MATERIAL PROVIDED:
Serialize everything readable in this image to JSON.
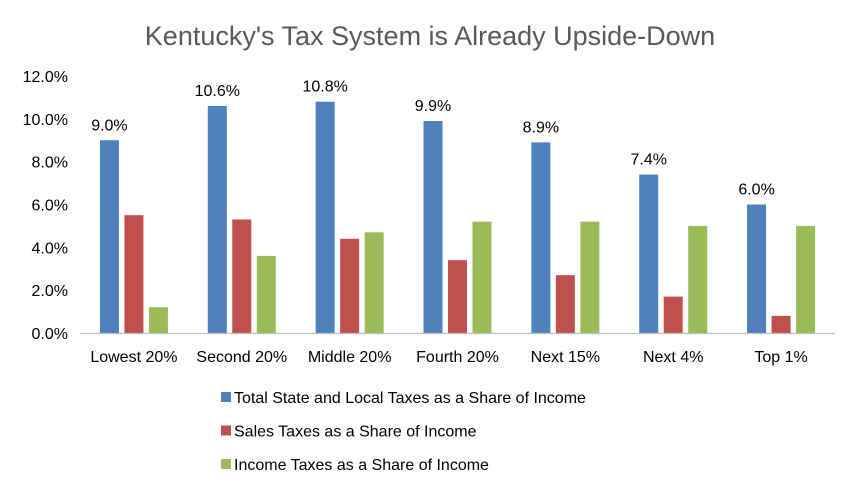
{
  "chart_data": {
    "type": "bar",
    "title": "Kentucky's Tax System is Already Upside-Down",
    "xlabel": "",
    "ylabel": "",
    "ylim": [
      0,
      12
    ],
    "yticks": [
      0,
      2,
      4,
      6,
      8,
      10,
      12
    ],
    "ytick_labels": [
      "0.0%",
      "2.0%",
      "4.0%",
      "6.0%",
      "8.0%",
      "10.0%",
      "12.0%"
    ],
    "categories": [
      "Lowest 20%",
      "Second 20%",
      "Middle 20%",
      "Fourth 20%",
      "Next 15%",
      "Next 4%",
      "Top 1%"
    ],
    "series": [
      {
        "name": "Total State and Local Taxes as a Share of Income",
        "color": "#4F81BD",
        "values": [
          9.0,
          10.6,
          10.8,
          9.9,
          8.9,
          7.4,
          6.0
        ],
        "data_labels": [
          "9.0%",
          "10.6%",
          "10.8%",
          "9.9%",
          "8.9%",
          "7.4%",
          "6.0%"
        ]
      },
      {
        "name": "Sales Taxes as a Share of Income",
        "color": "#C0504D",
        "values": [
          5.5,
          5.3,
          4.4,
          3.4,
          2.7,
          1.7,
          0.8
        ]
      },
      {
        "name": "Income Taxes as a Share of Income",
        "color": "#9BBB59",
        "values": [
          1.2,
          3.6,
          4.7,
          5.2,
          5.2,
          5.0,
          5.0
        ]
      }
    ],
    "grid": false,
    "legend": "bottom",
    "axis_color": "#BFBFBF"
  }
}
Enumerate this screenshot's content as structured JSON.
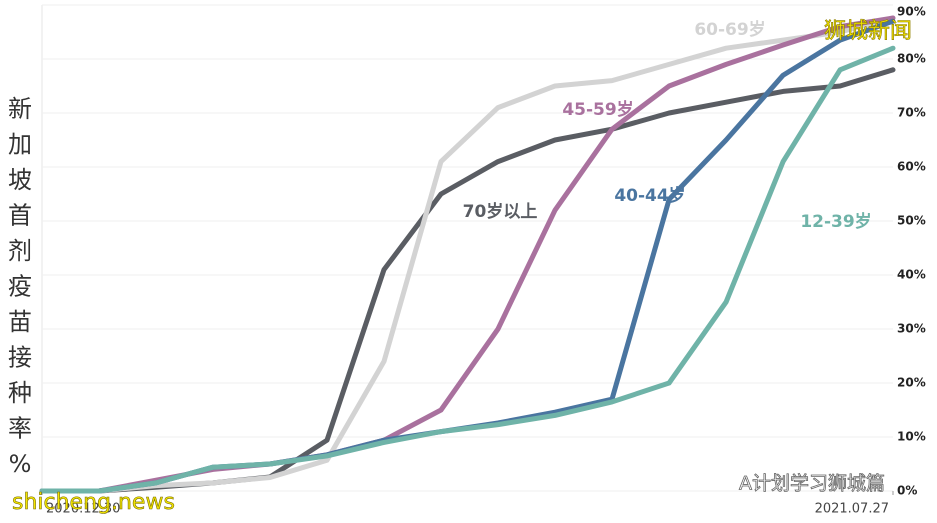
{
  "chart_data": {
    "type": "line",
    "y_label": "新加坡首剂疫苗接种率%",
    "x": [
      "2020.12.30",
      "2021.01.13",
      "2021.01.27",
      "2021.02.10",
      "2021.02.24",
      "2021.03.10",
      "2021.03.24",
      "2021.04.07",
      "2021.04.21",
      "2021.05.05",
      "2021.05.19",
      "2021.06.02",
      "2021.06.16",
      "2021.06.30",
      "2021.07.14",
      "2021.07.27"
    ],
    "xlim": [
      "2020.12.30",
      "2021.07.27"
    ],
    "xticks": [
      "2020.12.30",
      "2021.07.27"
    ],
    "ylim": [
      0,
      90
    ],
    "yticks": [
      {
        "value": 0,
        "label": "0%"
      },
      {
        "value": 10,
        "label": "10%"
      },
      {
        "value": 20,
        "label": "20%"
      },
      {
        "value": 30,
        "label": "30%"
      },
      {
        "value": 40,
        "label": "40%"
      },
      {
        "value": 50,
        "label": "50%"
      },
      {
        "value": 60,
        "label": "60%"
      },
      {
        "value": 70,
        "label": "70%"
      },
      {
        "value": 80,
        "label": "80%"
      },
      {
        "value": 90,
        "label": "90%"
      }
    ],
    "grid": true,
    "series": [
      {
        "name": "70岁以上",
        "color": "#5a5d63",
        "values": [
          0,
          0,
          0.7,
          1.5,
          2.6,
          9.4,
          41,
          55,
          61,
          65,
          67,
          70,
          72,
          74,
          75,
          78
        ]
      },
      {
        "name": "60-69岁",
        "color": "#d3d3d3",
        "values": [
          0,
          0,
          1,
          1.5,
          2.5,
          5.7,
          24,
          61,
          71,
          75,
          76,
          79,
          82,
          83.5,
          85,
          87.6
        ]
      },
      {
        "name": "45-59岁",
        "color": "#a9719e",
        "values": [
          0,
          0,
          2,
          4,
          5,
          6.7,
          9.4,
          15,
          30,
          52,
          67,
          75,
          79,
          82.6,
          86,
          87.6
        ]
      },
      {
        "name": "40-44岁",
        "color": "#4a75a0",
        "values": [
          0,
          0,
          1.5,
          4.4,
          5,
          6.7,
          9.4,
          11,
          12.6,
          14.6,
          17,
          54,
          65,
          77,
          83.5,
          87
        ]
      },
      {
        "name": "12-39岁",
        "color": "#6fb3a8",
        "values": [
          0,
          0,
          1.5,
          4.4,
          5,
          6.5,
          9,
          11,
          12.3,
          14,
          16.5,
          20,
          35,
          61,
          78,
          82
        ]
      }
    ],
    "watermarks": [
      "狮城新闻",
      "A计划学习狮城篇",
      "shicheng.news"
    ]
  }
}
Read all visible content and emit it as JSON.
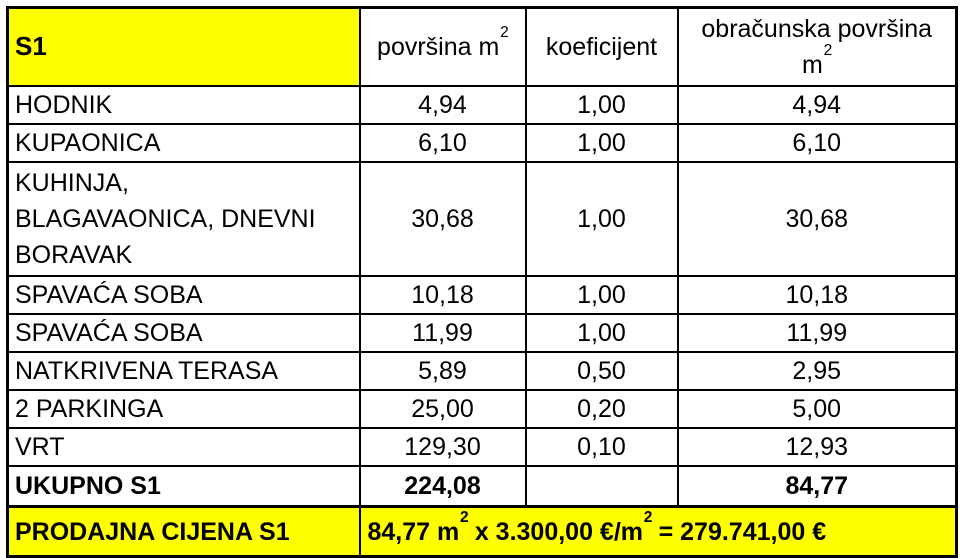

JOB:
Retype all of the entries exactly as written, leaving out any images.

EXPECTED ANSWER:
Serialize everything readable in this image to JSON.
{
  "chart_data": {
    "type": "bar",
    "title": "Kentucky's Tax System is Already Upside-Down",
    "xlabel": "",
    "ylabel": "",
    "ylim": [
      0,
      12
    ],
    "yticks": [
      0,
      2,
      4,
      6,
      8,
      10,
      12
    ],
    "ytick_labels": [
      "0.0%",
      "2.0%",
      "4.0%",
      "6.0%",
      "8.0%",
      "10.0%",
      "12.0%"
    ],
    "categories": [
      "Lowest 20%",
      "Second 20%",
      "Middle 20%",
      "Fourth 20%",
      "Next 15%",
      "Next 4%",
      "Top 1%"
    ],
    "series": [
      {
        "name": "Total State and Local Taxes as a Share of Income",
        "color": "#4F81BD",
        "values": [
          9.0,
          10.6,
          10.8,
          9.9,
          8.9,
          7.4,
          6.0
        ],
        "data_labels": [
          "9.0%",
          "10.6%",
          "10.8%",
          "9.9%",
          "8.9%",
          "7.4%",
          "6.0%"
        ]
      },
      {
        "name": "Sales Taxes as a Share of Income",
        "color": "#C0504D",
        "values": [
          5.5,
          5.3,
          4.4,
          3.4,
          2.7,
          1.7,
          0.8
        ]
      },
      {
        "name": "Income Taxes as a Share of Income",
        "color": "#9BBB59",
        "values": [
          1.2,
          3.6,
          4.7,
          5.2,
          5.2,
          5.0,
          5.0
        ]
      }
    ],
    "grid": false,
    "legend": "bottom",
    "axis_color": "#BFBFBF"
  }
}
Enumerate this screenshot's content as structured JSON.
{
  "chart_data": {
    "type": "line",
    "y_label": "新加坡首剂疫苗接种率%",
    "x": [
      "2020.12.30",
      "2021.01.13",
      "2021.01.27",
      "2021.02.10",
      "2021.02.24",
      "2021.03.10",
      "2021.03.24",
      "2021.04.07",
      "2021.04.21",
      "2021.05.05",
      "2021.05.19",
      "2021.06.02",
      "2021.06.16",
      "2021.06.30",
      "2021.07.14",
      "2021.07.27"
    ],
    "xlim": [
      "2020.12.30",
      "2021.07.27"
    ],
    "xticks": [
      "2020.12.30",
      "2021.07.27"
    ],
    "ylim": [
      0,
      90
    ],
    "yticks": [
      {
        "value": 0,
        "label": "0%"
      },
      {
        "value": 10,
        "label": "10%"
      },
      {
        "value": 20,
        "label": "20%"
      },
      {
        "value": 30,
        "label": "30%"
      },
      {
        "value": 40,
        "label": "40%"
      },
      {
        "value": 50,
        "label": "50%"
      },
      {
        "value": 60,
        "label": "60%"
      },
      {
        "value": 70,
        "label": "70%"
      },
      {
        "value": 80,
        "label": "80%"
      },
      {
        "value": 90,
        "label": "90%"
      }
    ],
    "grid": true,
    "series": [
      {
        "name": "70岁以上",
        "color": "#5a5d63",
        "values": [
          0,
          0,
          0.7,
          1.5,
          2.6,
          9.4,
          41,
          55,
          61,
          65,
          67,
          70,
          72,
          74,
          75,
          78
        ]
      },
      {
        "name": "60-69岁",
        "color": "#d3d3d3",
        "values": [
          0,
          0,
          1,
          1.5,
          2.5,
          5.7,
          24,
          61,
          71,
          75,
          76,
          79,
          82,
          83.5,
          85,
          87.6
        ]
      },
      {
        "name": "45-59岁",
        "color": "#a9719e",
        "values": [
          0,
          0,
          2,
          4,
          5,
          6.7,
          9.4,
          15,
          30,
          52,
          67,
          75,
          79,
          82.6,
          86,
          87.6
        ]
      },
      {
        "name": "40-44岁",
        "color": "#4a75a0",
        "values": [
          0,
          0,
          1.5,
          4.4,
          5,
          6.7,
          9.4,
          11,
          12.6,
          14.6,
          17,
          54,
          65,
          77,
          83.5,
          87
        ]
      },
      {
        "name": "12-39岁",
        "color": "#6fb3a8",
        "values": [
          0,
          0,
          1.5,
          4.4,
          5,
          6.5,
          9,
          11,
          12.3,
          14,
          16.5,
          20,
          35,
          61,
          78,
          82
        ]
      }
    ],
    "watermarks": [
      "狮城新闻",
      "A计划学习狮城篇",
      "shicheng.news"
    ]
  }
}
Read all visible content and emit it as JSON.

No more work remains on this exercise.